*Problem details:*
List the lines of this listing that hold the word "edge".

*Supplied records:*
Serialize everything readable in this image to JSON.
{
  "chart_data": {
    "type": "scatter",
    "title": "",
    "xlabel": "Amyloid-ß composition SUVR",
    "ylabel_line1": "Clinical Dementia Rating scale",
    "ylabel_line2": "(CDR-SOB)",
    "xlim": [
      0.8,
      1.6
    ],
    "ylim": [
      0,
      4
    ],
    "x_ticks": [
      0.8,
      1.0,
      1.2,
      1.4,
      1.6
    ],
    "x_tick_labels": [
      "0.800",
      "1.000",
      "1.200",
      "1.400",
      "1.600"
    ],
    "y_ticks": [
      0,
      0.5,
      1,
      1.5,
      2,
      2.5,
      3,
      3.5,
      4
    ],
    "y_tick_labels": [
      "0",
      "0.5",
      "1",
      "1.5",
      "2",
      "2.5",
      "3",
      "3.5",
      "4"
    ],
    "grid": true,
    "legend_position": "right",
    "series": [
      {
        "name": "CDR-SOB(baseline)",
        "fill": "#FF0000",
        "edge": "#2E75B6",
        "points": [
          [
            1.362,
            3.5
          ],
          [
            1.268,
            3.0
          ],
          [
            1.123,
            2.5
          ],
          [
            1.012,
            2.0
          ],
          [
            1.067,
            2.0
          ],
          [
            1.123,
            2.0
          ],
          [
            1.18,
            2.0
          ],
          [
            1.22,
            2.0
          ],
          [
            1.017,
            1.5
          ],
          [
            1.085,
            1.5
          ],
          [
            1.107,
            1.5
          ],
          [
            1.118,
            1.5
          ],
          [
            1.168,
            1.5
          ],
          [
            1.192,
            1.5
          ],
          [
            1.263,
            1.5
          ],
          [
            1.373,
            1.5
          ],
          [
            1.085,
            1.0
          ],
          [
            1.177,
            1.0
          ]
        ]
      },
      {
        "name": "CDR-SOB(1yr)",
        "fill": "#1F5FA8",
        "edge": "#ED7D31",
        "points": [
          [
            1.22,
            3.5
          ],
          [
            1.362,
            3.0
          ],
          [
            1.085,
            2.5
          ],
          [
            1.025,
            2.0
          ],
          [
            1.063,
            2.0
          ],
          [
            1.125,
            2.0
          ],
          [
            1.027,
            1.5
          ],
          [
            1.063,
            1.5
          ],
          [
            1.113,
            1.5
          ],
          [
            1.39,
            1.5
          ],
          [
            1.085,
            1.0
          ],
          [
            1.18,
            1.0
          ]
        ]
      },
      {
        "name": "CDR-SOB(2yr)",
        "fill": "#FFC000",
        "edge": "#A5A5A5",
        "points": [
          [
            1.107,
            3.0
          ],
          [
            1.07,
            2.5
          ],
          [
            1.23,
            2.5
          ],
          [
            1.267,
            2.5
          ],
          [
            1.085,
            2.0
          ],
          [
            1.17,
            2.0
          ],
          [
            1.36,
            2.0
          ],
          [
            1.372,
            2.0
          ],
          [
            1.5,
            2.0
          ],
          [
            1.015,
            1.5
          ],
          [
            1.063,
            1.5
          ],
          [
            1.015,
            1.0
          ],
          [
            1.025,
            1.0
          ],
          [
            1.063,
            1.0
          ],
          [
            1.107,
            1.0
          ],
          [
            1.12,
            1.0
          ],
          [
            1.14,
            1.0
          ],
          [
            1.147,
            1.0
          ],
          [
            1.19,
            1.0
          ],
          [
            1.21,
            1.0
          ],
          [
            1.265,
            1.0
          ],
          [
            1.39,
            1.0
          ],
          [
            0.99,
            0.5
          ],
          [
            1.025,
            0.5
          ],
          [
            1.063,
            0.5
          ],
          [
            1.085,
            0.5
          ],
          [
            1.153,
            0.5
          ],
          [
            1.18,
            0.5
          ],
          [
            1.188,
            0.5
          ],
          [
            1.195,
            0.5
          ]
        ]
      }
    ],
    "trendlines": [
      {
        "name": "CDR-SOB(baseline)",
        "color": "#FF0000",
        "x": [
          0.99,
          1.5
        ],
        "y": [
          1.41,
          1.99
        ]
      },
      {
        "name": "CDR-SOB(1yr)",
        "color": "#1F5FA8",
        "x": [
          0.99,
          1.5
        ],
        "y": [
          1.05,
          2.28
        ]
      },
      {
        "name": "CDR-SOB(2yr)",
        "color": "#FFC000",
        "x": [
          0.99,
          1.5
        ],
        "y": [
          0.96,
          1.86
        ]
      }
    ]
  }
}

*Solution below:*
        "edge": "#2E75B6",
        "edge": "#ED7D31",
        "edge": "#A5A5A5",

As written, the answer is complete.